#### What is asked
Please copy every line of the records below that holds the word "wordt".

Stored items from a collection:
-------------------------

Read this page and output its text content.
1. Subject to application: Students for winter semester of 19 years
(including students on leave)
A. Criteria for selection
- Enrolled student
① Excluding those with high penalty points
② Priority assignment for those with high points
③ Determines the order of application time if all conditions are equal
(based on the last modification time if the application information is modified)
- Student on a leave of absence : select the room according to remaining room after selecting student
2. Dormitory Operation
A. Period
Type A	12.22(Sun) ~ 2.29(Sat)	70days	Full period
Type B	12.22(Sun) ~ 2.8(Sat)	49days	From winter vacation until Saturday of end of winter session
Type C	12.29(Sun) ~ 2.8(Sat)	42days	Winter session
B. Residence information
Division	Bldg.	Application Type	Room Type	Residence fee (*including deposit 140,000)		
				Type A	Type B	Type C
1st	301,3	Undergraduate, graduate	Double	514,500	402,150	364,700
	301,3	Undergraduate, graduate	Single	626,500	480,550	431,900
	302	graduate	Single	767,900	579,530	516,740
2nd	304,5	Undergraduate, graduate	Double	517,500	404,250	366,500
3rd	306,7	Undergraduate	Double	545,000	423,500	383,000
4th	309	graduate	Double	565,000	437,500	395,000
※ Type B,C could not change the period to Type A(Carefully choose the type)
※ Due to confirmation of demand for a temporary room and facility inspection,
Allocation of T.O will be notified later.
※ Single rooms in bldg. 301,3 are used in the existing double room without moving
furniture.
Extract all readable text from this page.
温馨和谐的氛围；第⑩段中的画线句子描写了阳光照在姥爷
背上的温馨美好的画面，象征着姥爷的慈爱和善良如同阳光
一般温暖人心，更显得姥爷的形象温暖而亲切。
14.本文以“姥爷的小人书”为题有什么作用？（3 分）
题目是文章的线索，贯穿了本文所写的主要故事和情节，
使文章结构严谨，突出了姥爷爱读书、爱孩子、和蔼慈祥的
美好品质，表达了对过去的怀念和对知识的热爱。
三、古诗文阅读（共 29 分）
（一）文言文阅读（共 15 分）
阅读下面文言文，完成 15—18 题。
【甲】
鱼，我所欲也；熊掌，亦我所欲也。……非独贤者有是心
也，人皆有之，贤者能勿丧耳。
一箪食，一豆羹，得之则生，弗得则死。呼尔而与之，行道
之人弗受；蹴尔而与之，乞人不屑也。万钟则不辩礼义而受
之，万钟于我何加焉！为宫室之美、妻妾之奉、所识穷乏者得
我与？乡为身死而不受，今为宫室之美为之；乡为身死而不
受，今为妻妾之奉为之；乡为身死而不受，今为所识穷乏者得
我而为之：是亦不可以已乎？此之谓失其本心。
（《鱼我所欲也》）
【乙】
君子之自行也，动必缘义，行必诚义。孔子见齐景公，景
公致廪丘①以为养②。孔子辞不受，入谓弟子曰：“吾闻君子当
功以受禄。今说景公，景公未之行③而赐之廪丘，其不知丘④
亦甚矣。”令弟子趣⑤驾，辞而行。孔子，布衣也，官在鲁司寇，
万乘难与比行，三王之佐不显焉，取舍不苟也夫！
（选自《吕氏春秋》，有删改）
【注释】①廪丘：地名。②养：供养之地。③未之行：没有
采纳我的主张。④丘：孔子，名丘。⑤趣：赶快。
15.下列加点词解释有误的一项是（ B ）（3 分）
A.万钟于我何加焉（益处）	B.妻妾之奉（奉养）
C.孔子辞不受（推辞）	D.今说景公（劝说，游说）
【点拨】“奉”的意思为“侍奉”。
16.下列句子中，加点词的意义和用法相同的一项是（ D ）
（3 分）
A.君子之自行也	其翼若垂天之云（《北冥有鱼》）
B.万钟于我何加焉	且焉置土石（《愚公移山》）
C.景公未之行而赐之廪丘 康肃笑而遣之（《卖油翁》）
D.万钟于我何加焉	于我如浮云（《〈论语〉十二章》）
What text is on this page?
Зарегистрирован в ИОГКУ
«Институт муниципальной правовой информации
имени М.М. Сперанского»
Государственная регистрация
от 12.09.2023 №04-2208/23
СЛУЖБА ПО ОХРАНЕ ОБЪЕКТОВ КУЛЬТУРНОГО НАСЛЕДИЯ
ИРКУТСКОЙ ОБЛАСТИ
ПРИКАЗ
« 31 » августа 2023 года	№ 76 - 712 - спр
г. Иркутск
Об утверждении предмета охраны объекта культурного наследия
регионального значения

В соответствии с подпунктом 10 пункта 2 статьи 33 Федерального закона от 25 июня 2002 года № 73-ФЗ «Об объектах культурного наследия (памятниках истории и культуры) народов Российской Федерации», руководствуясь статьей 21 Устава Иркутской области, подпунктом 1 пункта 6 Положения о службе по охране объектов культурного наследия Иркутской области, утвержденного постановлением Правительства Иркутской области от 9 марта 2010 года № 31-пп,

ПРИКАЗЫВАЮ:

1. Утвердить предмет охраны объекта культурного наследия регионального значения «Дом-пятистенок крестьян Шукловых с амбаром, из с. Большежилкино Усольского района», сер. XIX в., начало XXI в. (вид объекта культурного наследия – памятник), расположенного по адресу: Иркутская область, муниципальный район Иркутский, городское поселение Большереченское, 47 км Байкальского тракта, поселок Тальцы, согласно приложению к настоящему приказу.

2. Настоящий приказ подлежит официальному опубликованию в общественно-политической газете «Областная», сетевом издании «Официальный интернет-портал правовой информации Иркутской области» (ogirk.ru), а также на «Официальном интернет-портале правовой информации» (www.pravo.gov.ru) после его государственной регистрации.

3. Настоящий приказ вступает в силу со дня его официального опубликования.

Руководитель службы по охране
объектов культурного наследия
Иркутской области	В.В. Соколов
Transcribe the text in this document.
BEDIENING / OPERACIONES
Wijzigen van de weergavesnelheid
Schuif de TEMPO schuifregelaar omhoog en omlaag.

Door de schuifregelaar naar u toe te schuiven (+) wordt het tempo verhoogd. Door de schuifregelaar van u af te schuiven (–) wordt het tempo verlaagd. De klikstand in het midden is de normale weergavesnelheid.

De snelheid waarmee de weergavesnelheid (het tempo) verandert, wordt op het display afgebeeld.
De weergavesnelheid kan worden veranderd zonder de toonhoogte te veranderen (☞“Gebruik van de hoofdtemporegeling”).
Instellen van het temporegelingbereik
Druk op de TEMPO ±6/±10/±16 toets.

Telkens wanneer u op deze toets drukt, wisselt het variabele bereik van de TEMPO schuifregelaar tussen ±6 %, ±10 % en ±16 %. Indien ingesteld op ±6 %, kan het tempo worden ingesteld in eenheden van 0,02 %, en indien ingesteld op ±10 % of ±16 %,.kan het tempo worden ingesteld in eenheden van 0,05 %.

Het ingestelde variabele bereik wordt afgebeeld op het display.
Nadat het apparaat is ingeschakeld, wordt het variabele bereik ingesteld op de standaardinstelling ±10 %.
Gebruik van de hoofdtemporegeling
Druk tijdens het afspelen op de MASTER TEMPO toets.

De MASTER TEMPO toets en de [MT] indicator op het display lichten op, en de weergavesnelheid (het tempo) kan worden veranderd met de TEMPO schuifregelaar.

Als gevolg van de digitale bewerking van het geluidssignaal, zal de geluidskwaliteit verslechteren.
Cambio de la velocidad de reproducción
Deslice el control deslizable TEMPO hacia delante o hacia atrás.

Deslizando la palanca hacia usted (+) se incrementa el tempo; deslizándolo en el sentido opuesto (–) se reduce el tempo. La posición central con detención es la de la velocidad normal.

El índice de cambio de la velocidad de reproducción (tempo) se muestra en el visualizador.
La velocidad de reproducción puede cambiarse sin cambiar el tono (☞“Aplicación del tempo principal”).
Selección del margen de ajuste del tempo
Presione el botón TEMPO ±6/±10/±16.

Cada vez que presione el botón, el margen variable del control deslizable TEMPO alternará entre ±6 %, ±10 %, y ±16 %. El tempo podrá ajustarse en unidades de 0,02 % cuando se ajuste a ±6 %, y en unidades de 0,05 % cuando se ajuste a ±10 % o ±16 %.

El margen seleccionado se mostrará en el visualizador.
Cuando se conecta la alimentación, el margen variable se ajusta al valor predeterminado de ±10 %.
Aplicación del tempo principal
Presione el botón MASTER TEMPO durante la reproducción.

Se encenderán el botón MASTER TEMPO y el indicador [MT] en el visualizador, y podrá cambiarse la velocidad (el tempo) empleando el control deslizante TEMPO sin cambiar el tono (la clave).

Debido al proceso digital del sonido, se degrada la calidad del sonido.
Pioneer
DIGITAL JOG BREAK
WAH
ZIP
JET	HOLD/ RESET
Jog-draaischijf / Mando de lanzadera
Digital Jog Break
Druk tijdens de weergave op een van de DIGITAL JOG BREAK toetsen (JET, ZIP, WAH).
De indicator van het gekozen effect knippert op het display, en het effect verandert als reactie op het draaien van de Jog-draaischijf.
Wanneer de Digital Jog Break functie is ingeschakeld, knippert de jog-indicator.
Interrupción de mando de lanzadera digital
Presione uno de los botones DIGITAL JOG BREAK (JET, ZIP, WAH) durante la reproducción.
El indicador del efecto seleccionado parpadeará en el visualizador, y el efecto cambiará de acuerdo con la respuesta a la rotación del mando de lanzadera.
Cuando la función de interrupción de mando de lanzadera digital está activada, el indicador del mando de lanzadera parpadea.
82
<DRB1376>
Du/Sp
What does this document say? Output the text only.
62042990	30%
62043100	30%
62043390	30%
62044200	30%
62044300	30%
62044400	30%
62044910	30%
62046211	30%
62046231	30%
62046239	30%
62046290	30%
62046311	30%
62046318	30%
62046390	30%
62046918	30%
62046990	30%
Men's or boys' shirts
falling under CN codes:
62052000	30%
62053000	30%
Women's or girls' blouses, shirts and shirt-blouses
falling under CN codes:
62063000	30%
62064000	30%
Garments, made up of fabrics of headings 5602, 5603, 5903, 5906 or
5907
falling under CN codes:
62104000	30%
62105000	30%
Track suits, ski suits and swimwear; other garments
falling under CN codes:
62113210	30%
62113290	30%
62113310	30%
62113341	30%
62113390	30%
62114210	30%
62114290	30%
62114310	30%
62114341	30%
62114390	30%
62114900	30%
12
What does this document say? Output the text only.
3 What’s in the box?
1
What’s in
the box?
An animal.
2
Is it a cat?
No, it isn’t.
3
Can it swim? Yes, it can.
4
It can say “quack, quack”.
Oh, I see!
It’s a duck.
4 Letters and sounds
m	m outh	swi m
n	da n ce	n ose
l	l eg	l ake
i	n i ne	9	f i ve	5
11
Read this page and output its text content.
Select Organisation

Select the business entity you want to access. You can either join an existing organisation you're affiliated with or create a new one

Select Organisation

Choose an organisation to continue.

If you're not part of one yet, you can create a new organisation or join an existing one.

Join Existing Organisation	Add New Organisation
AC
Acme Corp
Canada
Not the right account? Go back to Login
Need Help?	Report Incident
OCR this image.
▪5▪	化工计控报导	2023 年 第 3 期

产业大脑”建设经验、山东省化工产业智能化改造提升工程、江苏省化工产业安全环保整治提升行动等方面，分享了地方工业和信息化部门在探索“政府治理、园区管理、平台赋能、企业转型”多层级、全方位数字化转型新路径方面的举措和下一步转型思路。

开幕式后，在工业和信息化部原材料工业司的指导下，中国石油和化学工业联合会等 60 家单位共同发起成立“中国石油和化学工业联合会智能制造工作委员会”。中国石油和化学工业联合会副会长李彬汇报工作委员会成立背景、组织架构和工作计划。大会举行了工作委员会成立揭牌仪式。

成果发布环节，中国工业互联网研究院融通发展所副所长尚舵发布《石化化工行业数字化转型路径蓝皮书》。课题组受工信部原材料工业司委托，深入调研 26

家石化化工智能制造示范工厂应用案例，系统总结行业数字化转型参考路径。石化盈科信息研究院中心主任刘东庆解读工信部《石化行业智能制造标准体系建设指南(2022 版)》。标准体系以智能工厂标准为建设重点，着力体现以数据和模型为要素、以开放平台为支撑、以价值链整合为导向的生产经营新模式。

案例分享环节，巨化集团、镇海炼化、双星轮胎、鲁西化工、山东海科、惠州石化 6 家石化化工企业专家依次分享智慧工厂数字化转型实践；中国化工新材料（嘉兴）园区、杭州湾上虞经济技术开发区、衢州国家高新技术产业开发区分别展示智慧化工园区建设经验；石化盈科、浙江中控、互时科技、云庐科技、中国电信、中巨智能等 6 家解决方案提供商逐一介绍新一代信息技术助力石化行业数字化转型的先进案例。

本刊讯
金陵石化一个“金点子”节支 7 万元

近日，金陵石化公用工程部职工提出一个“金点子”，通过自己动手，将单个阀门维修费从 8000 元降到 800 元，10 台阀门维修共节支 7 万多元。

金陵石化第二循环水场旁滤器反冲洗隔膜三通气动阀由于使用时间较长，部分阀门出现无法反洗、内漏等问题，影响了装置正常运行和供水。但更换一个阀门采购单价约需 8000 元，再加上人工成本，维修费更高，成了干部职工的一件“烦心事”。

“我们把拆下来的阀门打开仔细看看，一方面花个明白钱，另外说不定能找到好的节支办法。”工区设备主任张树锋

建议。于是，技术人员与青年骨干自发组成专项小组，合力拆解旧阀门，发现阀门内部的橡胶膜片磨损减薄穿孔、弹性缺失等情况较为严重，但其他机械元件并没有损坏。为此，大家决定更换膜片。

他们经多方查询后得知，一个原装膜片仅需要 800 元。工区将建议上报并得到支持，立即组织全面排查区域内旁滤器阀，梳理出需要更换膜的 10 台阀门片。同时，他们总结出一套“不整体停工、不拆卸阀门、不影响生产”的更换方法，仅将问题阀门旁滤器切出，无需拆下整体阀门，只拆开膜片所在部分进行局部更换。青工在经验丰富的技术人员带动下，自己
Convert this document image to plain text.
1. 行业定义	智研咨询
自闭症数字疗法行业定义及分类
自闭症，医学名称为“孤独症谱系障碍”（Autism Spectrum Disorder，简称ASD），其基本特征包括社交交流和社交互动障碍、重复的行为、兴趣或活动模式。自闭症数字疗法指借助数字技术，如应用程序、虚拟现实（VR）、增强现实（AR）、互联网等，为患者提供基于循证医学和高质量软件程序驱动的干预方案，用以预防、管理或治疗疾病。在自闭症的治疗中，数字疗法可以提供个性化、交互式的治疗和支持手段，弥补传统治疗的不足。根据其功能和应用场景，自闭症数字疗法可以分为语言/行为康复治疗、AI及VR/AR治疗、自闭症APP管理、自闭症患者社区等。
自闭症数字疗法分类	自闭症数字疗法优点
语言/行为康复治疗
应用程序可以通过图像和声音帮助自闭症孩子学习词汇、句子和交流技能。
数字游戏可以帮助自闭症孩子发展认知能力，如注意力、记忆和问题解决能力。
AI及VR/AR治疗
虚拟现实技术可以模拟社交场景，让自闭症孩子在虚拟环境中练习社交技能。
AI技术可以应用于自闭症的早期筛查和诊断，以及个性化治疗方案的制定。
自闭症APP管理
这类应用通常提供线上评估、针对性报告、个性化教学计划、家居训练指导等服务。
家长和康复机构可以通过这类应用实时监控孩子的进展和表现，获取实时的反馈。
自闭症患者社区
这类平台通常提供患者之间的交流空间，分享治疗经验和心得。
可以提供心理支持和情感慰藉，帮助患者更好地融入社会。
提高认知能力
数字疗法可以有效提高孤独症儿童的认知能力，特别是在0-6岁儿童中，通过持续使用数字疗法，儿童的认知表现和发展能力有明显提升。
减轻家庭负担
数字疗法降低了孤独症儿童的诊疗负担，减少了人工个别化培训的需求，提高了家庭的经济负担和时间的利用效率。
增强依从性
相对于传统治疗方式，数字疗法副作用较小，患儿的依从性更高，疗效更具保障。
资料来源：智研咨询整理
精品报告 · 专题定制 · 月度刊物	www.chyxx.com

-------------------------

#### Response to this task
Door de schuifregelaar naar u toe te schuiven (+) wordt het tempo verhoogd. Door de schuifregelaar van u af te schuiven (–) wordt het tempo verlaagd. De klikstand in het midden is de normale weergavesnelheid.
De snelheid waarmee de weergavesnelheid (het tempo) verandert, wordt op het display afgebeeld.
Het ingestelde variabele bereik wordt afgebeeld op het display.
Nadat het apparaat is ingeschakeld, wordt het variabele bereik ingesteld op de standaardinstelling ±10 %.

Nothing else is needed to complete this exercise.